### Exercise details
Reproduce the passage of the reflection on the Alice Project School visit, everything from "At the invitation" down to "of my visit.", word for word.

Exercise text Start Marker

At the invitation of founders Valentino Giacomin and Luigina Di Biasi, I visited The Alice Project School in Sarnath, India for one week in March, 2013 in order to observe their teaching methods and receive training that can be transferred to our classroom here at Chokyi Gyatso Institute in Dewathang. The Alice Project is near the beautiful Buddhist ruin where Buddha first taught. Graced with an environment of green trees and plants, the school provides not only a home for many animals and birds, also a place for young children to discover their inner true self. The following is a brief reflection of my visit. 

"Ciao Aunty!" children in a corridor call out to Luigina. Ciao is Italian, for good morning/evening. Ciao! she replies immediately. She is like a mother, gently holding the hands of students, tugging their uniforms, hugging and kissing. She spends a couple of minutes talking with each student despite her busy schedule. She has an inspiring quality as a teacher, while she interacts with the children. Personally I feel, that teachers should have these values as a part and parcel of their intimacy. Her love and kindness to all the children with no discrimination has gained the children's love equally in turn and they have in fact strong familial relationships rather than mere teacher/students relationships. During own my schooling, teachers were teachers and students were students. There was a big gap between us, which created fear, confusion, hostility and lot more. Teachers were viewed as fearsome. I vividly remember jumping off a wall to escape their view. I learned some very important skills from Luigina about how to establish good relationships with children. Yet, I admit there is always a room to grow and learn more.

Exercise text End Marker
Data records Start Marker

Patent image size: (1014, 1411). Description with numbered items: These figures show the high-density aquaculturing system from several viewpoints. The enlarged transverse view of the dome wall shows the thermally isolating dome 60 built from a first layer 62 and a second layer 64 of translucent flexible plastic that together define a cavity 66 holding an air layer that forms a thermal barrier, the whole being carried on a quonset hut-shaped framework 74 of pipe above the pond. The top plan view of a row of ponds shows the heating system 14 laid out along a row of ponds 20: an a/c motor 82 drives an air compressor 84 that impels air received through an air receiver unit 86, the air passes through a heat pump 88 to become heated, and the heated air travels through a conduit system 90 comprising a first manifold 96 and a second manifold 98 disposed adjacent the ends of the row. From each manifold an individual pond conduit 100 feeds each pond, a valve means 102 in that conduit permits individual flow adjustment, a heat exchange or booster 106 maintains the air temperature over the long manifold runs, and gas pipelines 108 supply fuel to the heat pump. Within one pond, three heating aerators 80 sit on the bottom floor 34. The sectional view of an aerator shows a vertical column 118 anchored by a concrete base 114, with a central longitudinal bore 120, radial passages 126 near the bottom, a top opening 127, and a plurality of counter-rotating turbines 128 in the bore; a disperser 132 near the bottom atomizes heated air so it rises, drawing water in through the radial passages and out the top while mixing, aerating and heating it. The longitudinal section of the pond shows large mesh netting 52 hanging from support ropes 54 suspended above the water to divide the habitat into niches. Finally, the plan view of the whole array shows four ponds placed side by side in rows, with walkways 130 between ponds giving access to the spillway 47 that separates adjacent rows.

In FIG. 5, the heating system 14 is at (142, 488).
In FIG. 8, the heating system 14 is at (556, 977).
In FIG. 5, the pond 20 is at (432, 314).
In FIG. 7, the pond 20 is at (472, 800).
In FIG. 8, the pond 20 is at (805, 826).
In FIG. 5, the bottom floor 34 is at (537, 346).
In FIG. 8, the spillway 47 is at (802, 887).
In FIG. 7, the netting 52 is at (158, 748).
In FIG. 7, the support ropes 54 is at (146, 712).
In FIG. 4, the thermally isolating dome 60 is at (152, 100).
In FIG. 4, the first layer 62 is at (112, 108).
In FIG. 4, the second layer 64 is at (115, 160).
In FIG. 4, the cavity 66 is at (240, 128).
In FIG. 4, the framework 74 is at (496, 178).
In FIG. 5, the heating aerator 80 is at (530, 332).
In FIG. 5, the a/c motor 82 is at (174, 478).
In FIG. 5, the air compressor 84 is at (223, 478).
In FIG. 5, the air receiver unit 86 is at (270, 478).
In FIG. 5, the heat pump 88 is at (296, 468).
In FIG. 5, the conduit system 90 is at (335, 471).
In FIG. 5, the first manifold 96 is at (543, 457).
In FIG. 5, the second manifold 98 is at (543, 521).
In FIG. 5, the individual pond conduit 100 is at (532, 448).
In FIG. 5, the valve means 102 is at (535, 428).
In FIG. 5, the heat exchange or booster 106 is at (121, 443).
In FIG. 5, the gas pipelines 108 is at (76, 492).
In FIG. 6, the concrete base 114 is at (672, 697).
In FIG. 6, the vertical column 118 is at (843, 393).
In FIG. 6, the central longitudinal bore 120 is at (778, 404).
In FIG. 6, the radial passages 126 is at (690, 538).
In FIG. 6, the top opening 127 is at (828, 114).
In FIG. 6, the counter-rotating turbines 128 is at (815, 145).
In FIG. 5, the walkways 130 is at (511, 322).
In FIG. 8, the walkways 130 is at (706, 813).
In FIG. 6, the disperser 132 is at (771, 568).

Data records End Marker

### Expected answer
At the invitation of founders Valentino Giacomin and Luigina Di Biasi, I visited The Alice Project School in Sarnath, India for one week in March, 2013 in order to observe their teaching methods and receive training that can be transferred to our classroom here at Chokyi Gyatso Institute in Dewathang. The Alice Project is near the beautiful Buddhist ruin where Buddha first taught. Graced with an environment of green trees and plants, the school provides not only a home for many animals and birds, also a place for young children to discover their inner true self. The following is a brief reflection of my visit.